Boxed element rows
-- start --

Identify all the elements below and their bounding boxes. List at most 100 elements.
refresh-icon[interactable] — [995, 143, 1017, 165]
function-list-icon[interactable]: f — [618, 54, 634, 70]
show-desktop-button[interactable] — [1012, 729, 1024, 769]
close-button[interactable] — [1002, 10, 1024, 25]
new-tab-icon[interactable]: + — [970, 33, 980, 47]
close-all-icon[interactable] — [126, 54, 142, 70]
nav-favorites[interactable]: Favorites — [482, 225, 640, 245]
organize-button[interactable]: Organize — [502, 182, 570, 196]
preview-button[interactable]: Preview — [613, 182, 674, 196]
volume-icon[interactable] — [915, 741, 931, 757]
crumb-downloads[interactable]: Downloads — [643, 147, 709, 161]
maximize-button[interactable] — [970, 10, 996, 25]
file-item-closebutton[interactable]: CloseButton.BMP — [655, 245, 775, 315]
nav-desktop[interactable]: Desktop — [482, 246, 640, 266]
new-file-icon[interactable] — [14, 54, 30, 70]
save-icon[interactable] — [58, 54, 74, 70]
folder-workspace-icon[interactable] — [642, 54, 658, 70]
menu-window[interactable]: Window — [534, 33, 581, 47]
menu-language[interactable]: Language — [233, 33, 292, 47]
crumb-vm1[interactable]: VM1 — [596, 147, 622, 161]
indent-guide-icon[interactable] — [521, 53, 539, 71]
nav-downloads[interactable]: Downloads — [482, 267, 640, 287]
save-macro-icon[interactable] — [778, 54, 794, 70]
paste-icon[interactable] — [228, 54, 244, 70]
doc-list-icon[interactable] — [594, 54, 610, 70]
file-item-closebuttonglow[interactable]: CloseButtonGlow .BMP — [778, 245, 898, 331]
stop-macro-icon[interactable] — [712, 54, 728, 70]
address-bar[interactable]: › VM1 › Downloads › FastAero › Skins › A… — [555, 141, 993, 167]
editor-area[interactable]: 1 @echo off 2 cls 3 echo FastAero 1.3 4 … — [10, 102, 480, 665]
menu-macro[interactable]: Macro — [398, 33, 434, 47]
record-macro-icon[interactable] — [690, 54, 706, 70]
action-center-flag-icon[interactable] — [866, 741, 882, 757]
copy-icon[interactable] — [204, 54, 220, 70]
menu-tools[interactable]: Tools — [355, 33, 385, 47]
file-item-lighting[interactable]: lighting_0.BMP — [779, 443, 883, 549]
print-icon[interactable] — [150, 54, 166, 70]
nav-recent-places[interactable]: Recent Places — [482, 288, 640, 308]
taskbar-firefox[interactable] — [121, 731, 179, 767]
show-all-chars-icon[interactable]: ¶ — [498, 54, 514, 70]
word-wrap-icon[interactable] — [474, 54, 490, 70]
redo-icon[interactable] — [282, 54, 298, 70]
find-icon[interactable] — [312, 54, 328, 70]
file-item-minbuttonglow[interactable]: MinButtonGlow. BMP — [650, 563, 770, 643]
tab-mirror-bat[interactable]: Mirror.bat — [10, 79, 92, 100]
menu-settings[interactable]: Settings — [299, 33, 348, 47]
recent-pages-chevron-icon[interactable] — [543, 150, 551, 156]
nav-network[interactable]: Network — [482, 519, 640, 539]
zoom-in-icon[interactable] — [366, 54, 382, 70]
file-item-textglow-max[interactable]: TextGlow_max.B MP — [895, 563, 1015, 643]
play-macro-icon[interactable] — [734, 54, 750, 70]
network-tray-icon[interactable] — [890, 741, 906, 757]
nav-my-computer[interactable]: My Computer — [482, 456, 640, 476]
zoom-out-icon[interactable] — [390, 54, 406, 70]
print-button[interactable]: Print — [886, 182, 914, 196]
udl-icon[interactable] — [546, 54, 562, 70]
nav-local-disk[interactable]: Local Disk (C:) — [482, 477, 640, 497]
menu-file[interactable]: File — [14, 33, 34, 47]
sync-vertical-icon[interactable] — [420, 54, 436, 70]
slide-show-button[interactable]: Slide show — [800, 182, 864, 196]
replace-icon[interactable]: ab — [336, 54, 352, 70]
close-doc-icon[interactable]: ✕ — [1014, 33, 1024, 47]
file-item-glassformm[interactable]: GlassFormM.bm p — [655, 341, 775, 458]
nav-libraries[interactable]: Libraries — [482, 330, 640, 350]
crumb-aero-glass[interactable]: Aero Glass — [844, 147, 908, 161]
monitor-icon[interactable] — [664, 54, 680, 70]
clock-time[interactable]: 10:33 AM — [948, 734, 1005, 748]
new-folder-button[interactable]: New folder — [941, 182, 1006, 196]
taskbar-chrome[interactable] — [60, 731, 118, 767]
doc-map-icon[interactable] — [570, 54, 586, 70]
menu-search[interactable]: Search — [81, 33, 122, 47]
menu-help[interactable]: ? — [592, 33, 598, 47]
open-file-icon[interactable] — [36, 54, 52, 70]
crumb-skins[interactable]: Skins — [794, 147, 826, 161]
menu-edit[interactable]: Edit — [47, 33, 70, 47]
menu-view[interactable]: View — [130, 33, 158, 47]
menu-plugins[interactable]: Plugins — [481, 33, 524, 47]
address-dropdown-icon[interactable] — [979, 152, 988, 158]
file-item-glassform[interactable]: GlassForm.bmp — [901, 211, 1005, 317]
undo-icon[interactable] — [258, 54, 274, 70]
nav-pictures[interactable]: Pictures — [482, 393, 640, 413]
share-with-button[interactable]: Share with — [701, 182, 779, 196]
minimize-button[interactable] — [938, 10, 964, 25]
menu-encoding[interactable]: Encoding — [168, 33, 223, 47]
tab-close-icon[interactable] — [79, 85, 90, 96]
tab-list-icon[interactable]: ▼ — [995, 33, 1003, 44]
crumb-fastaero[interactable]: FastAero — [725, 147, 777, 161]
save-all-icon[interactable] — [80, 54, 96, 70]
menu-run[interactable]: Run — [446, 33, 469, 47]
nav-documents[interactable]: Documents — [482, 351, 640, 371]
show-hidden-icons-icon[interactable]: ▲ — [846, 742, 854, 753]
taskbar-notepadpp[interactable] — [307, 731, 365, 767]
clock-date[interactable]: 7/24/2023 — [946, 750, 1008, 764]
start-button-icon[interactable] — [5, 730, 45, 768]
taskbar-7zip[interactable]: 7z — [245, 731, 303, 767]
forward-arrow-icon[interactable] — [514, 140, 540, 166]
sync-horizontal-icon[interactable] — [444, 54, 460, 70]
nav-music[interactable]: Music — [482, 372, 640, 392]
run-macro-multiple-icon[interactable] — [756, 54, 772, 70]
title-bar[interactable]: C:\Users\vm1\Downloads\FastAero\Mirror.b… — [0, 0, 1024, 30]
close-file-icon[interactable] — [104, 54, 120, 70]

-- end --

Requirement: Copy every line of the rows above word for word.

Result for this task:
Identify all the elements below and their bounding boxes. List at most 100 elements.
refresh-icon[interactable] — [995, 143, 1017, 165]
function-list-icon[interactable]: f — [618, 54, 634, 70]
show-desktop-button[interactable] — [1012, 729, 1024, 769]
close-button[interactable] — [1002, 10, 1024, 25]
new-tab-icon[interactable]: + — [970, 33, 980, 47]
close-all-icon[interactable] — [126, 54, 142, 70]
nav-favorites[interactable]: Favorites — [482, 225, 640, 245]
organize-button[interactable]: Organize — [502, 182, 570, 196]
preview-button[interactable]: Preview — [613, 182, 674, 196]
volume-icon[interactable] — [915, 741, 931, 757]
crumb-downloads[interactable]: Downloads — [643, 147, 709, 161]
maximize-button[interactable] — [970, 10, 996, 25]
file-item-closebutton[interactable]: CloseButton.BMP — [655, 245, 775, 315]
nav-desktop[interactable]: Desktop — [482, 246, 640, 266]
new-file-icon[interactable] — [14, 54, 30, 70]
save-icon[interactable] — [58, 54, 74, 70]
folder-workspace-icon[interactable] — [642, 54, 658, 70]
menu-window[interactable]: Window — [534, 33, 581, 47]
menu-language[interactable]: Language — [233, 33, 292, 47]
crumb-vm1[interactable]: VM1 — [596, 147, 622, 161]
indent-guide-icon[interactable] — [521, 53, 539, 71]
nav-downloads[interactable]: Downloads — [482, 267, 640, 287]
save-macro-icon[interactable] — [778, 54, 794, 70]
paste-icon[interactable] — [228, 54, 244, 70]
doc-list-icon[interactable] — [594, 54, 610, 70]
file-item-closebuttonglow[interactable]: CloseButtonGlow .BMP — [778, 245, 898, 331]
stop-macro-icon[interactable] — [712, 54, 728, 70]
address-bar[interactable]: › VM1 › Downloads › FastAero › Skins › A… — [555, 141, 993, 167]
editor-area[interactable]: 1 @echo off 2 cls 3 echo FastAero 1.3 4 … — [10, 102, 480, 665]
menu-macro[interactable]: Macro — [398, 33, 434, 47]
record-macro-icon[interactable] — [690, 54, 706, 70]
action-center-flag-icon[interactable] — [866, 741, 882, 757]
copy-icon[interactable] — [204, 54, 220, 70]
menu-tools[interactable]: Tools — [355, 33, 385, 47]
file-item-lighting[interactable]: lighting_0.BMP — [779, 443, 883, 549]
print-icon[interactable] — [150, 54, 166, 70]
nav-recent-places[interactable]: Recent Places — [482, 288, 640, 308]
taskbar-firefox[interactable] — [121, 731, 179, 767]
show-all-chars-icon[interactable]: ¶ — [498, 54, 514, 70]
word-wrap-icon[interactable] — [474, 54, 490, 70]
redo-icon[interactable] — [282, 54, 298, 70]
find-icon[interactable] — [312, 54, 328, 70]
file-item-minbuttonglow[interactable]: MinButtonGlow. BMP — [650, 563, 770, 643]
tab-mirror-bat[interactable]: Mirror.bat — [10, 79, 92, 100]
menu-settings[interactable]: Settings — [299, 33, 348, 47]
recent-pages-chevron-icon[interactable] — [543, 150, 551, 156]
nav-network[interactable]: Network — [482, 519, 640, 539]
zoom-in-icon[interactable] — [366, 54, 382, 70]
file-item-textglow-max[interactable]: TextGlow_max.B MP — [895, 563, 1015, 643]
play-macro-icon[interactable] — [734, 54, 750, 70]
network-tray-icon[interactable] — [890, 741, 906, 757]
nav-my-computer[interactable]: My Computer — [482, 456, 640, 476]
zoom-out-icon[interactable] — [390, 54, 406, 70]
print-button[interactable]: Print — [886, 182, 914, 196]
udl-icon[interactable] — [546, 54, 562, 70]
nav-local-disk[interactable]: Local Disk (C:) — [482, 477, 640, 497]
menu-file[interactable]: File — [14, 33, 34, 47]
sync-vertical-icon[interactable] — [420, 54, 436, 70]
slide-show-button[interactable]: Slide show — [800, 182, 864, 196]
replace-icon[interactable]: ab — [336, 54, 352, 70]
close-doc-icon[interactable]: ✕ — [1014, 33, 1024, 47]
file-item-glassformm[interactable]: GlassFormM.bm p — [655, 341, 775, 458]
nav-libraries[interactable]: Libraries — [482, 330, 640, 350]
crumb-aero-glass[interactable]: Aero Glass — [844, 147, 908, 161]
monitor-icon[interactable] — [664, 54, 680, 70]
clock-time[interactable]: 10:33 AM — [948, 734, 1005, 748]
new-folder-button[interactable]: New folder — [941, 182, 1006, 196]
taskbar-chrome[interactable] — [60, 731, 118, 767]
doc-map-icon[interactable] — [570, 54, 586, 70]
menu-search[interactable]: Search — [81, 33, 122, 47]
menu-help[interactable]: ? — [592, 33, 598, 47]
open-file-icon[interactable] — [36, 54, 52, 70]
crumb-skins[interactable]: Skins — [794, 147, 826, 161]
menu-edit[interactable]: Edit — [47, 33, 70, 47]
menu-view[interactable]: View — [130, 33, 158, 47]
menu-plugins[interactable]: Plugins — [481, 33, 524, 47]
address-dropdown-icon[interactable] — [979, 152, 988, 158]
file-item-glassform[interactable]: GlassForm.bmp — [901, 211, 1005, 317]
undo-icon[interactable] — [258, 54, 274, 70]
nav-pictures[interactable]: Pictures — [482, 393, 640, 413]
share-with-button[interactable]: Share with — [701, 182, 779, 196]
minimize-button[interactable] — [938, 10, 964, 25]
menu-encoding[interactable]: Encoding — [168, 33, 223, 47]
tab-close-icon[interactable] — [79, 85, 90, 96]
tab-list-icon[interactable]: ▼ — [995, 33, 1003, 44]
crumb-fastaero[interactable]: FastAero — [725, 147, 777, 161]
save-all-icon[interactable] — [80, 54, 96, 70]
menu-run[interactable]: Run — [446, 33, 469, 47]
nav-documents[interactable]: Documents — [482, 351, 640, 371]
show-hidden-icons-icon[interactable]: ▲ — [846, 742, 854, 753]
taskbar-notepadpp[interactable] — [307, 731, 365, 767]
clock-date[interactable]: 7/24/2023 — [946, 750, 1008, 764]
start-button-icon[interactable] — [5, 730, 45, 768]
taskbar-7zip[interactable]: 7z — [245, 731, 303, 767]
forward-arrow-icon[interactable] — [514, 140, 540, 166]
sync-horizontal-icon[interactable] — [444, 54, 460, 70]
nav-music[interactable]: Music — [482, 372, 640, 392]
run-macro-multiple-icon[interactable] — [756, 54, 772, 70]
title-bar[interactable]: C:\Users\vm1\Downloads\FastAero\Mirror.b… — [0, 0, 1024, 30]
close-file-icon[interactable] — [104, 54, 120, 70]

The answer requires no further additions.